### [Task prompt]
Return the listing below verbatim. Pictures do not belong in the copy.
----- Excerpted records -----
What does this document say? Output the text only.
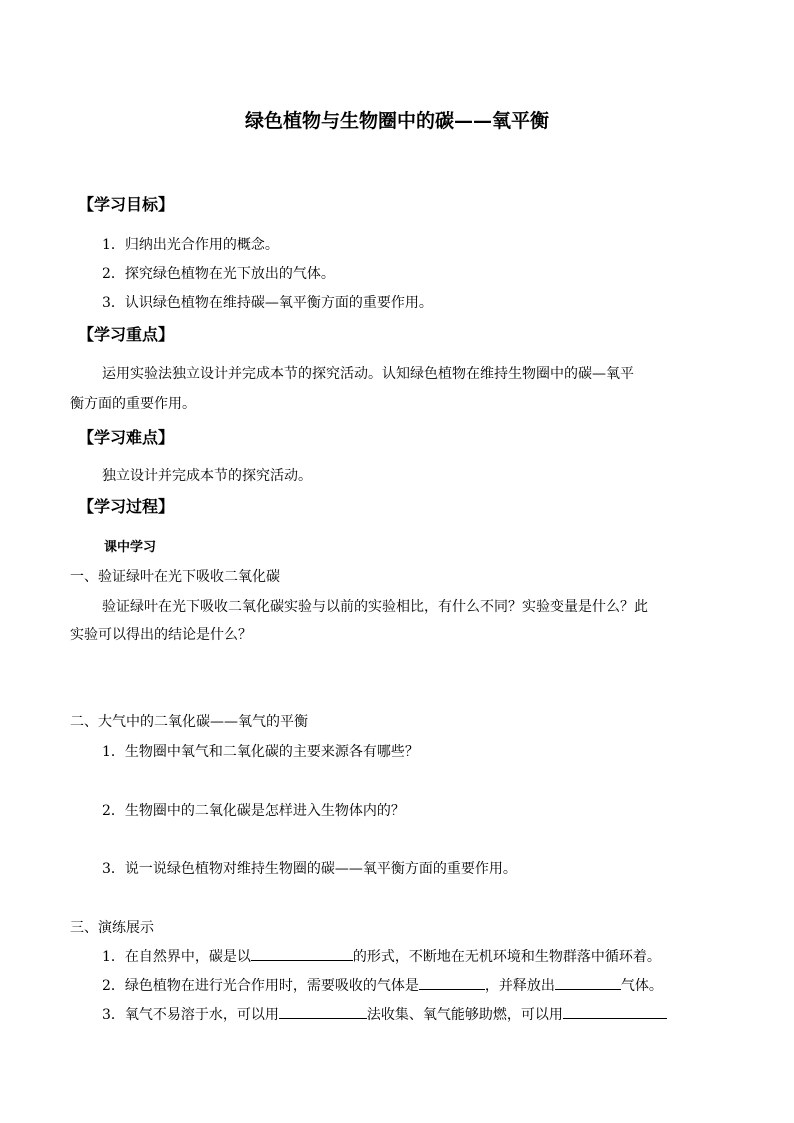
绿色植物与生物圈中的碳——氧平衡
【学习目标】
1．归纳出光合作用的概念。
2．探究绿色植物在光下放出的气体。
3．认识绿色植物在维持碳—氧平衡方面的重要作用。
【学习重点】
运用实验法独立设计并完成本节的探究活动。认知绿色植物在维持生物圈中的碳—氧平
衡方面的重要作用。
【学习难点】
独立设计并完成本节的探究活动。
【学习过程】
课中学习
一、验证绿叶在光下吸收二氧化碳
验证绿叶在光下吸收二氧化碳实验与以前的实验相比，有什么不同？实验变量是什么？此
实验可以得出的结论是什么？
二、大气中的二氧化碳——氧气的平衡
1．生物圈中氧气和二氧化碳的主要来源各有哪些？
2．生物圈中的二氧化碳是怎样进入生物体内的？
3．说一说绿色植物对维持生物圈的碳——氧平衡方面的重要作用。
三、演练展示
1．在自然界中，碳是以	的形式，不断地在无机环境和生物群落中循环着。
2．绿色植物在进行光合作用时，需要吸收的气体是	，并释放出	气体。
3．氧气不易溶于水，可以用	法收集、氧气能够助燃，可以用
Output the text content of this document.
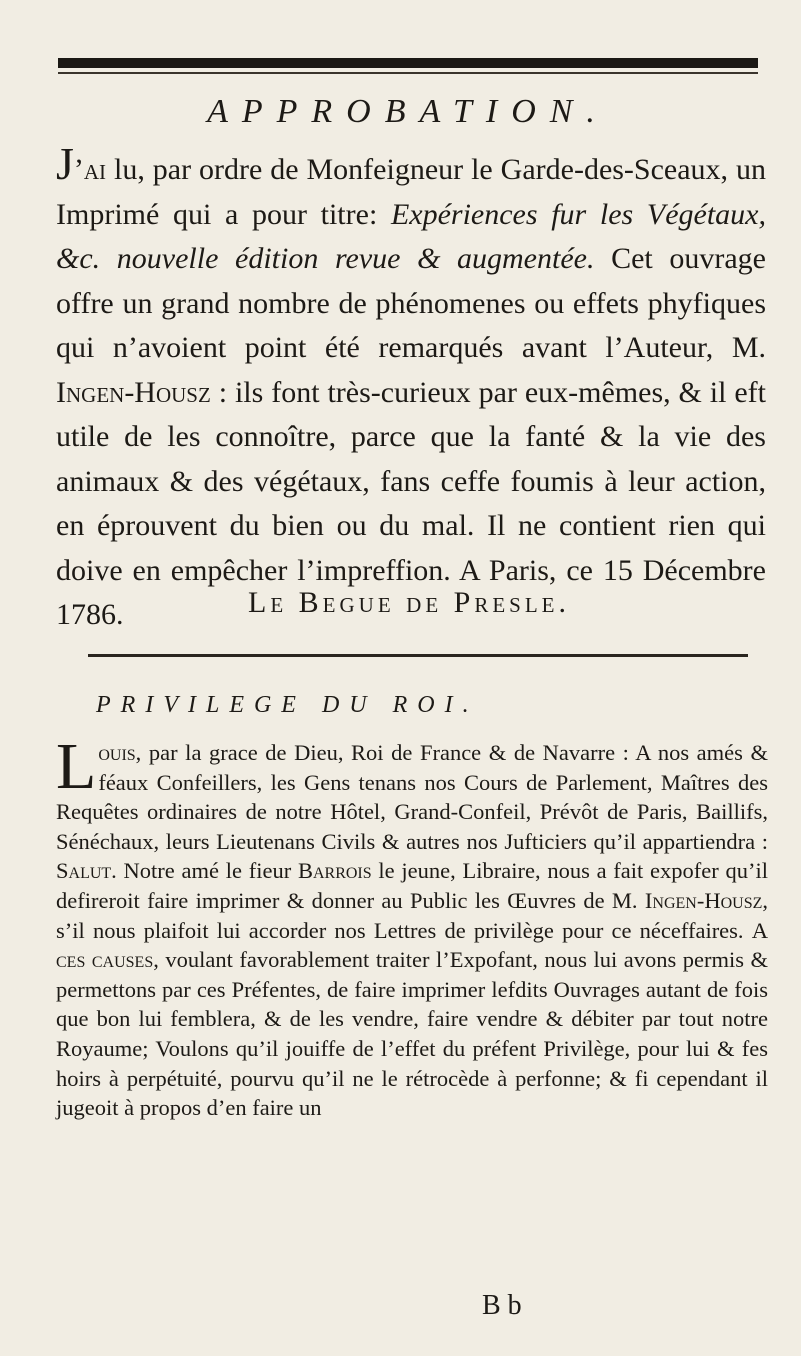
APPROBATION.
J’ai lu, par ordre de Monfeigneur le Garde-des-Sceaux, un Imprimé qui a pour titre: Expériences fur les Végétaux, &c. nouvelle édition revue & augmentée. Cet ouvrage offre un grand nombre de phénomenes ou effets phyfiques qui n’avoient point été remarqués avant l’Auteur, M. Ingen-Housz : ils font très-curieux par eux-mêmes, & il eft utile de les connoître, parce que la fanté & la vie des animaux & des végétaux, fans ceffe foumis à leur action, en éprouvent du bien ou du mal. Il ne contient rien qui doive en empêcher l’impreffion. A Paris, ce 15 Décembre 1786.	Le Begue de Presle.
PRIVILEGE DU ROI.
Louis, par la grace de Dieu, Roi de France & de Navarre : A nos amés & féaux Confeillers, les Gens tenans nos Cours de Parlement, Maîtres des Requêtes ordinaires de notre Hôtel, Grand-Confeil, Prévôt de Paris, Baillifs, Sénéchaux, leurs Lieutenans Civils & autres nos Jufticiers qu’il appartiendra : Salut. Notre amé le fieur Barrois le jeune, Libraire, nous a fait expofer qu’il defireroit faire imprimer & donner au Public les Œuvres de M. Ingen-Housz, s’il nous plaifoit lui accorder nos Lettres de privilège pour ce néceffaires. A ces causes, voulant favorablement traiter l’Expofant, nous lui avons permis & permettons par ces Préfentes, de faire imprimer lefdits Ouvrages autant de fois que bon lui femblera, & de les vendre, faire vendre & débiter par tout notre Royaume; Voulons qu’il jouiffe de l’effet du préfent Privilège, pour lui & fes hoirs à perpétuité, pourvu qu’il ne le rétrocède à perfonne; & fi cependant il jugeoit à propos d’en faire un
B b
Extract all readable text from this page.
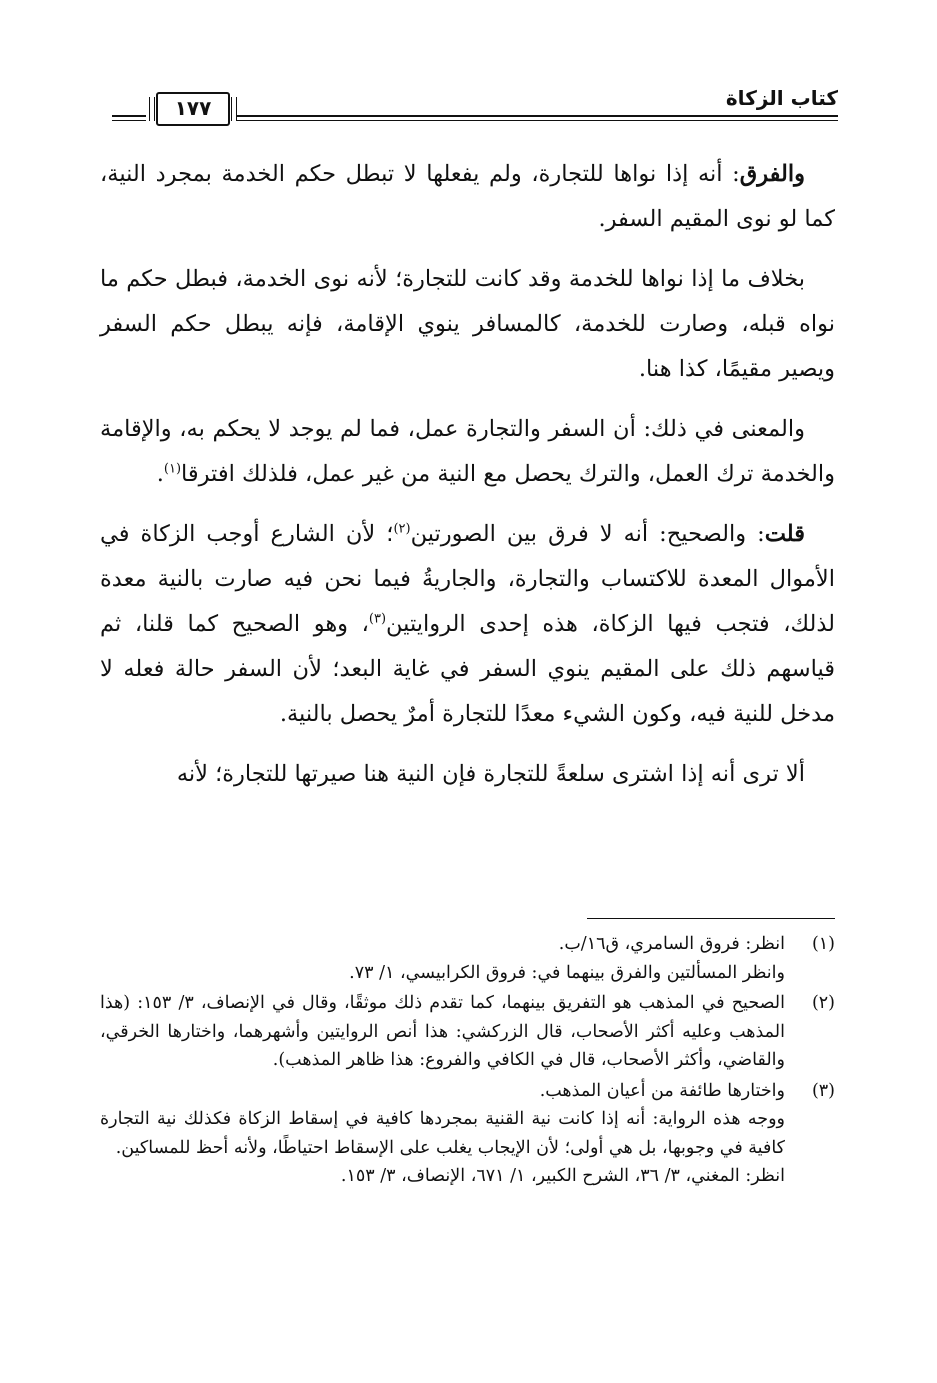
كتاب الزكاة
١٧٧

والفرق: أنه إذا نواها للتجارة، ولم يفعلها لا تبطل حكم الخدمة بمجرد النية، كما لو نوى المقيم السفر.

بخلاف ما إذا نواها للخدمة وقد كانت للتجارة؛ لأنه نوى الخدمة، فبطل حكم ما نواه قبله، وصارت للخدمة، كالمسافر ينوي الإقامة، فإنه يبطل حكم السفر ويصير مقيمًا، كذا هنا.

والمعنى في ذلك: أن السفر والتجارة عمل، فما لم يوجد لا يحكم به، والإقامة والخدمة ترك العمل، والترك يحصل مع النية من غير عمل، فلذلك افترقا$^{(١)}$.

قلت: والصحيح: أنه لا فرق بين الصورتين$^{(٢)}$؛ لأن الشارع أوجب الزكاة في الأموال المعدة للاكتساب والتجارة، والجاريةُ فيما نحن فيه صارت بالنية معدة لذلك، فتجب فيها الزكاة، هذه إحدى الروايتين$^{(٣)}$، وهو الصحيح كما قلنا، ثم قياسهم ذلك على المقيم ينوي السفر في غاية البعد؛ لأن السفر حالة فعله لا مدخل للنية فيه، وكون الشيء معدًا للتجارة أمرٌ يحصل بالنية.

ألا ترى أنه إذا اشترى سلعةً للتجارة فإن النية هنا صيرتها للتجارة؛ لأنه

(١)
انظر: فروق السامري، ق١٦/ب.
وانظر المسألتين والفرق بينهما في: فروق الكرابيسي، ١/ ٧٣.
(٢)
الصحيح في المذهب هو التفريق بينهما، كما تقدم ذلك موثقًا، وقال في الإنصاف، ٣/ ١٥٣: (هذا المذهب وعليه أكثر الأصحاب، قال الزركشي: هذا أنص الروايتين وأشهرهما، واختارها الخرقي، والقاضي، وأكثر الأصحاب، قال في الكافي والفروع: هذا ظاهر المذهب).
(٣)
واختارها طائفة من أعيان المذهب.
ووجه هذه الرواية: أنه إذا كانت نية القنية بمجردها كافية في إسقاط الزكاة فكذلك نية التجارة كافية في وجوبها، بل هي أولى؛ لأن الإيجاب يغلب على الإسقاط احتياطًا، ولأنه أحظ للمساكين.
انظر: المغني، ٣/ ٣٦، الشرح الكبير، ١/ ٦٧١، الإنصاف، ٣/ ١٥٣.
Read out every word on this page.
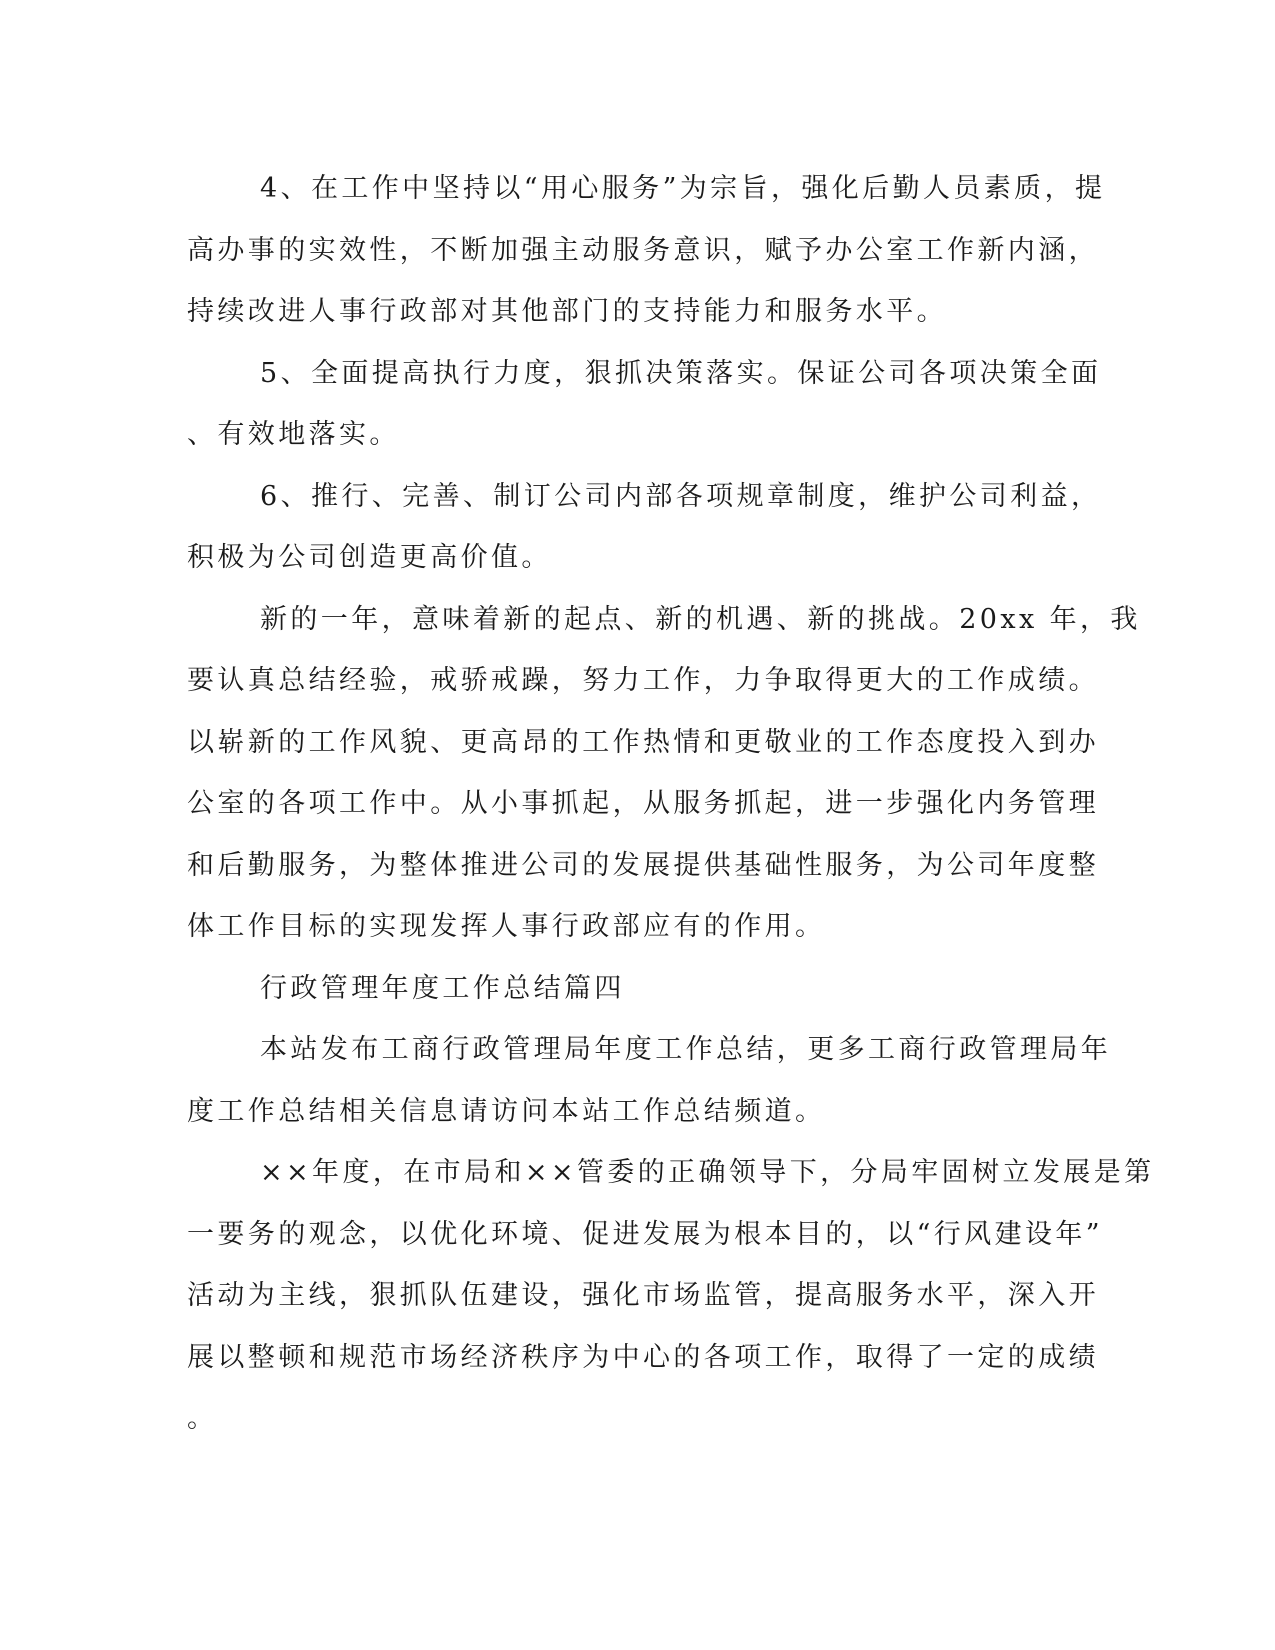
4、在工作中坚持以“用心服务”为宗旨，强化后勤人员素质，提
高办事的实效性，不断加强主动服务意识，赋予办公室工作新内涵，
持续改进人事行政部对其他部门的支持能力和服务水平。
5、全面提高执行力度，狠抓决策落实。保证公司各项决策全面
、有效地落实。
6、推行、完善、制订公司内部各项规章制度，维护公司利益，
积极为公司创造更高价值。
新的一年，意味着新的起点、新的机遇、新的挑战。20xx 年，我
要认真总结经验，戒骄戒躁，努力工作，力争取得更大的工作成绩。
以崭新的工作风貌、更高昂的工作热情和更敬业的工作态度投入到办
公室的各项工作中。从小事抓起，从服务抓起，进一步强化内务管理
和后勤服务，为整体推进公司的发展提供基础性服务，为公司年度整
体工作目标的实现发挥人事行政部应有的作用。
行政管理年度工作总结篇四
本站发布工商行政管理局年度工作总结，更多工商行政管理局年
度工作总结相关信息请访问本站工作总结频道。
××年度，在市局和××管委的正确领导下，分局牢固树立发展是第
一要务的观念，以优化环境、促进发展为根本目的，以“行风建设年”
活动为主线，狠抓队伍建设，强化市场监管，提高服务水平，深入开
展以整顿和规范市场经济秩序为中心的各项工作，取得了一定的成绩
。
-----
### [Result of the exercise]
What does this document say? Output the text only.
绿色植物与生物圈中的碳——氧平衡
【学习目标】
1．归纳出光合作用的概念。
2．探究绿色植物在光下放出的气体。
3．认识绿色植物在维持碳—氧平衡方面的重要作用。
【学习重点】
运用实验法独立设计并完成本节的探究活动。认知绿色植物在维持生物圈中的碳—氧平
衡方面的重要作用。
【学习难点】
独立设计并完成本节的探究活动。
【学习过程】
课中学习
一、验证绿叶在光下吸收二氧化碳
验证绿叶在光下吸收二氧化碳实验与以前的实验相比，有什么不同？实验变量是什么？此
实验可以得出的结论是什么？
二、大气中的二氧化碳——氧气的平衡
1．生物圈中氧气和二氧化碳的主要来源各有哪些？
2．生物圈中的二氧化碳是怎样进入生物体内的？
3．说一说绿色植物对维持生物圈的碳——氧平衡方面的重要作用。
三、演练展示
1．在自然界中，碳是以	的形式，不断地在无机环境和生物群落中循环着。
2．绿色植物在进行光合作用时，需要吸收的气体是	，并释放出	气体。
3．氧气不易溶于水，可以用	法收集、氧气能够助燃，可以用
Output the text content of this document.
APPROBATION.
J’ai lu, par ordre de Monfeigneur le Garde-des-Sceaux, un Imprimé qui a pour titre: Expériences fur les Végétaux, &c. nouvelle édition revue & augmentée. Cet ouvrage offre un grand nombre de phénomenes ou effets phyfiques qui n’avoient point été remarqués avant l’Auteur, M. Ingen-Housz : ils font très-curieux par eux-mêmes, & il eft utile de les connoître, parce que la fanté & la vie des animaux & des végétaux, fans ceffe foumis à leur action, en éprouvent du bien ou du mal. Il ne contient rien qui doive en empêcher l’impreffion. A Paris, ce 15 Décembre 1786.	Le Begue de Presle.
PRIVILEGE DU ROI.
Louis, par la grace de Dieu, Roi de France & de Navarre : A nos amés & féaux Confeillers, les Gens tenans nos Cours de Parlement, Maîtres des Requêtes ordinaires de notre Hôtel, Grand-Confeil, Prévôt de Paris, Baillifs, Sénéchaux, leurs Lieutenans Civils & autres nos Jufticiers qu’il appartiendra : Salut. Notre amé le fieur Barrois le jeune, Libraire, nous a fait expofer qu’il defireroit faire imprimer & donner au Public les Œuvres de M. Ingen-Housz, s’il nous plaifoit lui accorder nos Lettres de privilège pour ce néceffaires. A ces causes, voulant favorablement traiter l’Expofant, nous lui avons permis & permettons par ces Préfentes, de faire imprimer lefdits Ouvrages autant de fois que bon lui femblera, & de les vendre, faire vendre & débiter par tout notre Royaume; Voulons qu’il jouiffe de l’effet du préfent Privilège, pour lui & fes hoirs à perpétuité, pourvu qu’il ne le rétrocède à perfonne; & fi cependant il jugeoit à propos d’en faire un
B b
Extract all readable text from this page.
كتاب الزكاة
١٧٧

والفرق: أنه إذا نواها للتجارة، ولم يفعلها لا تبطل حكم الخدمة بمجرد النية، كما لو نوى المقيم السفر.

بخلاف ما إذا نواها للخدمة وقد كانت للتجارة؛ لأنه نوى الخدمة، فبطل حكم ما نواه قبله، وصارت للخدمة، كالمسافر ينوي الإقامة، فإنه يبطل حكم السفر ويصير مقيمًا، كذا هنا.

والمعنى في ذلك: أن السفر والتجارة عمل، فما لم يوجد لا يحكم به، والإقامة والخدمة ترك العمل، والترك يحصل مع النية من غير عمل، فلذلك افترقا$^{(١)}$.

قلت: والصحيح: أنه لا فرق بين الصورتين$^{(٢)}$؛ لأن الشارع أوجب الزكاة في الأموال المعدة للاكتساب والتجارة، والجاريةُ فيما نحن فيه صارت بالنية معدة لذلك، فتجب فيها الزكاة، هذه إحدى الروايتين$^{(٣)}$، وهو الصحيح كما قلنا، ثم قياسهم ذلك على المقيم ينوي السفر في غاية البعد؛ لأن السفر حالة فعله لا مدخل للنية فيه، وكون الشيء معدًا للتجارة أمرٌ يحصل بالنية.

ألا ترى أنه إذا اشترى سلعةً للتجارة فإن النية هنا صيرتها للتجارة؛ لأنه

(١)
انظر: فروق السامري، ق١٦/ب.
وانظر المسألتين والفرق بينهما في: فروق الكرابيسي، ١/ ٧٣.
(٢)
الصحيح في المذهب هو التفريق بينهما، كما تقدم ذلك موثقًا، وقال في الإنصاف، ٣/ ١٥٣: (هذا المذهب وعليه أكثر الأصحاب، قال الزركشي: هذا أنص الروايتين وأشهرهما، واختارها الخرقي، والقاضي، وأكثر الأصحاب، قال في الكافي والفروع: هذا ظاهر المذهب).
(٣)
واختارها طائفة من أعيان المذهب.
ووجه هذه الرواية: أنه إذا كانت نية القنية بمجردها كافية في إسقاط الزكاة فكذلك نية التجارة كافية في وجوبها، بل هي أولى؛ لأن الإيجاب يغلب على الإسقاط احتياطًا، ولأنه أحظ للمساكين.
انظر: المغني، ٣/ ٣٦، الشرح الكبير، ١/ ٦٧١، الإنصاف، ٣/ ١٥٣.
Read out every word on this page.
4、在工作中坚持以“用心服务”为宗旨，强化后勤人员素质，提
高办事的实效性，不断加强主动服务意识，赋予办公室工作新内涵，
持续改进人事行政部对其他部门的支持能力和服务水平。
5、全面提高执行力度，狠抓决策落实。保证公司各项决策全面
、有效地落实。
6、推行、完善、制订公司内部各项规章制度，维护公司利益，
积极为公司创造更高价值。
新的一年，意味着新的起点、新的机遇、新的挑战。20xx 年，我
要认真总结经验，戒骄戒躁，努力工作，力争取得更大的工作成绩。
以崭新的工作风貌、更高昂的工作热情和更敬业的工作态度投入到办
公室的各项工作中。从小事抓起，从服务抓起，进一步强化内务管理
和后勤服务，为整体推进公司的发展提供基础性服务，为公司年度整
体工作目标的实现发挥人事行政部应有的作用。
行政管理年度工作总结篇四
本站发布工商行政管理局年度工作总结，更多工商行政管理局年
度工作总结相关信息请访问本站工作总结频道。
××年度，在市局和××管委的正确领导下，分局牢固树立发展是第
一要务的观念，以优化环境、促进发展为根本目的，以“行风建设年”
活动为主线，狠抓队伍建设，强化市场监管，提高服务水平，深入开
展以整顿和规范市场经济秩序为中心的各项工作，取得了一定的成绩
。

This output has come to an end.